**Excerpts from a figure dataset:**
-=-=-

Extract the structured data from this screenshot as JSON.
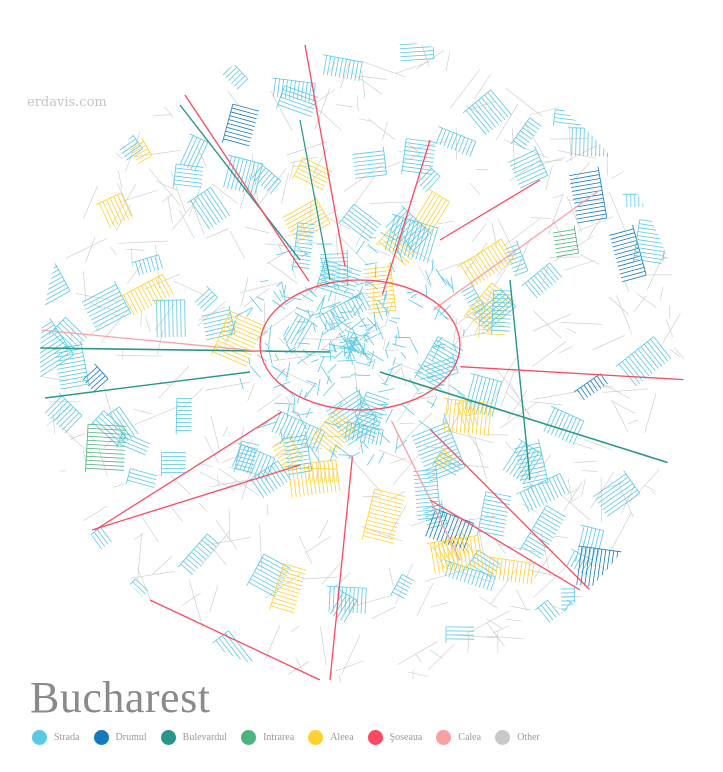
{
  "credit": "erdavis.com",
  "title": "Bucharest",
  "legend": [
    {
      "label": "Strada",
      "color": "#5bc8e4"
    },
    {
      "label": "Drumul",
      "color": "#1679bd"
    },
    {
      "label": "Bulevardul",
      "color": "#2a9688"
    },
    {
      "label": "Intrarea",
      "color": "#4db37e"
    },
    {
      "label": "Aleea",
      "color": "#fdd12f"
    },
    {
      "label": "Şoseaua",
      "color": "#f94a61"
    },
    {
      "label": "Calea",
      "color": "#f9a0a5"
    },
    {
      "label": "Other",
      "color": "#c8c8c8"
    }
  ]
}
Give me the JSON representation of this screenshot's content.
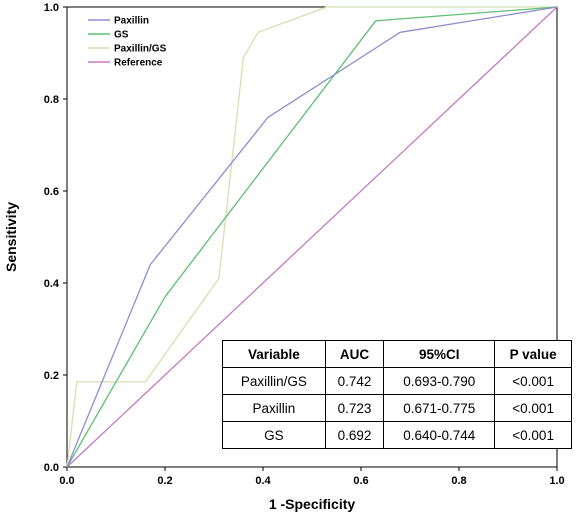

-=-=-

**JOB:** Except for the pictures, give all the material above again verbatim.

**THE ANSWER:**
Extract the structured data from this screenshot as JSON.
{
  "credit": "erdavis.com",
  "title": "Bucharest",
  "legend": [
    {
      "label": "Strada",
      "color": "#5bc8e4"
    },
    {
      "label": "Drumul",
      "color": "#1679bd"
    },
    {
      "label": "Bulevardul",
      "color": "#2a9688"
    },
    {
      "label": "Intrarea",
      "color": "#4db37e"
    },
    {
      "label": "Aleea",
      "color": "#fdd12f"
    },
    {
      "label": "Şoseaua",
      "color": "#f94a61"
    },
    {
      "label": "Calea",
      "color": "#f9a0a5"
    },
    {
      "label": "Other",
      "color": "#c8c8c8"
    }
  ]
}
Give me the JSON representation of this screenshot's content.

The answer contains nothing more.